# start of INFORMATION SHOWN
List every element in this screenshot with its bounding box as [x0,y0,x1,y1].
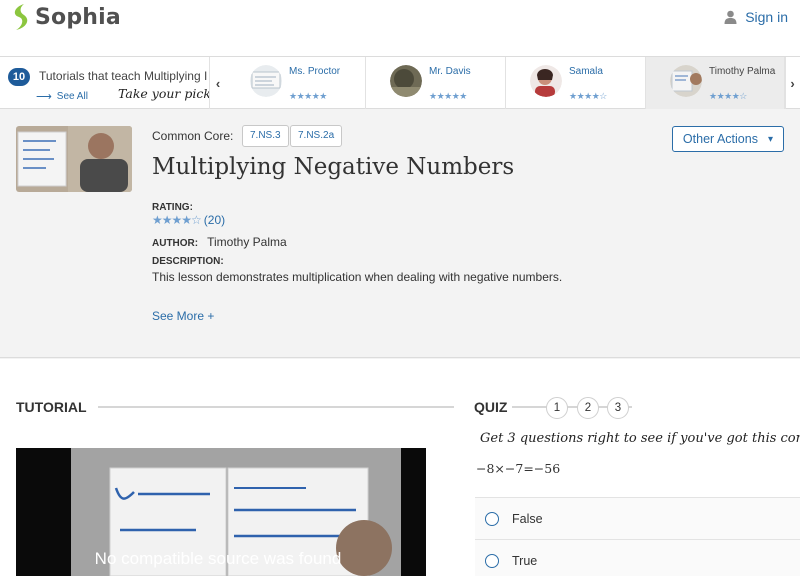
user-icon [724,10,737,24]
tutor-rating-stars: ★★★★☆ [569,91,607,101]
author-label: AUTHOR: [152,238,199,249]
tutor-name: Timothy Palma [709,66,776,77]
tutorial-count-badge: 10 [8,68,30,86]
tutor-card-timothy-palma[interactable]: Timothy Palma ★★★★☆ [646,57,786,109]
lesson-info: Common Core: 7.NS.3 7.NS.2a Multiplying … [0,110,800,358]
tutor-avatar [530,65,562,97]
quiz-question-1[interactable]: 1 [546,397,568,419]
answer-option-false[interactable]: False [475,497,800,539]
common-core-label: Common Core: [152,129,234,143]
tutor-avatar [390,65,422,97]
tutor-card-mr-davis[interactable]: Mr. Davis ★★★★★ [366,57,506,109]
tutorials-title: Tutorials that teach Multiplying I [39,69,208,83]
sophia-logo[interactable]: Sophia [10,3,121,31]
rating-count[interactable]: (20) [204,213,225,227]
chevron-left-icon: ‹ [215,75,221,91]
chevron-right-icon: › [790,75,795,91]
tutor-card-ms-proctor[interactable]: Ms. Proctor ★★★★★ [226,57,366,109]
sophia-leaf-icon [14,4,28,30]
sign-in-label: Sign in [745,9,788,25]
chevron-down-icon: ▾ [767,133,773,145]
quiz-equation: −8×−7=−56 [476,461,561,476]
arrow-right-icon: ⟶ [36,91,52,103]
see-all-link[interactable]: ⟶ See All [36,90,88,103]
tutorial-quiz-section: TUTORIAL No compatible source was found … [0,359,800,576]
answer-label: True [512,553,538,568]
rating-stars: ★★★★☆ [152,213,202,227]
tutor-rating-stars: ★★★★★ [429,91,467,101]
quiz-question-2[interactable]: 2 [577,397,599,419]
tutorials-summary: 10 Tutorials that teach Multiplying I ⟶ … [0,57,210,109]
tutorials-strip: 10 Tutorials that teach Multiplying I ⟶ … [0,57,800,109]
logo-text: Sophia [35,4,121,30]
quiz-prompt: Get 3 questions right to see if you've g… [480,431,800,446]
tutor-name: Samala [569,66,603,77]
quiz-heading: QUIZ [474,399,508,415]
see-more-link[interactable]: See More + [152,309,214,323]
answer-label: False [512,511,543,526]
tutor-name: Ms. Proctor [289,66,341,77]
tutor-avatar [670,65,702,97]
author-name: Timothy Palma [207,235,287,249]
take-your-pick-label: Take your pick: [118,86,210,101]
author-row: AUTHOR: Timothy Palma [152,235,287,249]
tutorial-heading: TUTORIAL [16,399,87,415]
answer-option-true[interactable]: True [475,539,800,576]
next-tutorial-arrow[interactable]: › [784,57,800,109]
tutor-rating-stars: ★★★★☆ [709,91,747,101]
radio-button[interactable] [485,553,499,568]
rating-row: ★★★★☆ (20) [152,213,225,227]
tutor-name: Mr. Davis [429,66,471,77]
lesson-thumbnail[interactable] [16,126,132,192]
sign-in-link[interactable]: Sign in [724,9,788,25]
lesson-description: This lesson demonstrates multiplication … [152,270,563,284]
lesson-title: Multiplying Negative Numbers [152,154,515,180]
other-actions-label: Other Actions [682,132,758,146]
video-error-message: No compatible source was found [94,549,342,568]
tutor-avatar [250,65,282,97]
tutor-rating-stars: ★★★★★ [289,91,327,101]
tutorial-divider [98,406,454,408]
rating-label: RATING: [152,202,193,213]
standard-tag[interactable]: 7.NS.2a [290,125,343,147]
see-all-label: See All [56,91,88,102]
tutor-card-samala[interactable]: Samala ★★★★☆ [506,57,646,109]
quiz-question-3[interactable]: 3 [607,397,629,419]
description-label: DESCRIPTION: [152,256,224,267]
site-header: Sophia Sign in [0,0,800,57]
standard-tag[interactable]: 7.NS.3 [242,125,289,147]
other-actions-button[interactable]: Other Actions ▾ [671,126,784,152]
radio-button[interactable] [485,511,499,526]
prev-tutorial-arrow[interactable]: ‹ [210,57,226,109]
# end of INFORMATION SHOWN
TASK STATEMENT: Reproduce all of the rows above with "tutor-avatar" switched to "instructor-avatar" wherever it appears, changing nothing else. Omit the picture lines from your output.

THE OUTPUT:
List every element in this screenshot with its bounding box as [x0,y0,x1,y1].
user-icon [724,10,737,24]
tutor-rating-stars: ★★★★☆ [569,91,607,101]
author-label: AUTHOR: [152,238,199,249]
tutor-name: Timothy Palma [709,66,776,77]
tutorial-count-badge: 10 [8,68,30,86]
tutor-card-timothy-palma[interactable]: Timothy Palma ★★★★☆ [646,57,786,109]
lesson-info: Common Core: 7.NS.3 7.NS.2a Multiplying … [0,110,800,358]
instructor-avatar [530,65,562,97]
quiz-question-1[interactable]: 1 [546,397,568,419]
answer-option-false[interactable]: False [475,497,800,539]
common-core-label: Common Core: [152,129,234,143]
instructor-avatar [390,65,422,97]
tutor-card-mr-davis[interactable]: Mr. Davis ★★★★★ [366,57,506,109]
tutorials-title: Tutorials that teach Multiplying I [39,69,208,83]
sophia-logo[interactable]: Sophia [10,3,121,31]
rating-count[interactable]: (20) [204,213,225,227]
chevron-left-icon: ‹ [215,75,221,91]
chevron-right-icon: › [790,75,795,91]
tutor-card-ms-proctor[interactable]: Ms. Proctor ★★★★★ [226,57,366,109]
sophia-leaf-icon [14,4,28,30]
sign-in-label: Sign in [745,9,788,25]
chevron-down-icon: ▾ [767,133,773,145]
quiz-equation: −8×−7=−56 [476,461,561,476]
arrow-right-icon: ⟶ [36,91,52,103]
see-all-link[interactable]: ⟶ See All [36,90,88,103]
tutorial-quiz-section: TUTORIAL No compatible source was found … [0,359,800,576]
answer-label: True [512,553,538,568]
rating-stars: ★★★★☆ [152,213,202,227]
tutor-rating-stars: ★★★★★ [429,91,467,101]
quiz-question-2[interactable]: 2 [577,397,599,419]
tutorials-summary: 10 Tutorials that teach Multiplying I ⟶ … [0,57,210,109]
tutorials-strip: 10 Tutorials that teach Multiplying I ⟶ … [0,57,800,109]
logo-text: Sophia [35,4,121,30]
quiz-prompt: Get 3 questions right to see if you've g… [480,431,800,446]
tutor-name: Samala [569,66,603,77]
quiz-heading: QUIZ [474,399,508,415]
see-more-link[interactable]: See More + [152,309,214,323]
answer-label: False [512,511,543,526]
tutor-name: Ms. Proctor [289,66,341,77]
instructor-avatar [670,65,702,97]
author-name: Timothy Palma [207,235,287,249]
take-your-pick-label: Take your pick: [118,86,210,101]
author-row: AUTHOR: Timothy Palma [152,235,287,249]
tutorial-heading: TUTORIAL [16,399,87,415]
answer-option-true[interactable]: True [475,539,800,576]
next-tutorial-arrow[interactable]: › [784,57,800,109]
tutor-rating-stars: ★★★★☆ [709,91,747,101]
radio-button[interactable] [485,553,499,568]
rating-row: ★★★★☆ (20) [152,213,225,227]
tutor-name: Mr. Davis [429,66,471,77]
lesson-thumbnail[interactable] [16,126,132,192]
sign-in-link[interactable]: Sign in [724,9,788,25]
lesson-description: This lesson demonstrates multiplication … [152,270,563,284]
lesson-title: Multiplying Negative Numbers [152,154,515,180]
other-actions-label: Other Actions [682,132,758,146]
video-error-message: No compatible source was found [94,549,342,568]
instructor-avatar [250,65,282,97]
tutor-rating-stars: ★★★★★ [289,91,327,101]
tutorial-divider [98,406,454,408]
rating-label: RATING: [152,202,193,213]
standard-tag[interactable]: 7.NS.2a [290,125,343,147]
see-all-label: See All [56,91,88,102]
tutor-card-samala[interactable]: Samala ★★★★☆ [506,57,646,109]
quiz-question-3[interactable]: 3 [607,397,629,419]
description-label: DESCRIPTION: [152,256,224,267]
site-header: Sophia Sign in [0,0,800,57]
standard-tag[interactable]: 7.NS.3 [242,125,289,147]
other-actions-button[interactable]: Other Actions ▾ [671,126,784,152]
radio-button[interactable] [485,511,499,526]
prev-tutorial-arrow[interactable]: ‹ [210,57,226,109]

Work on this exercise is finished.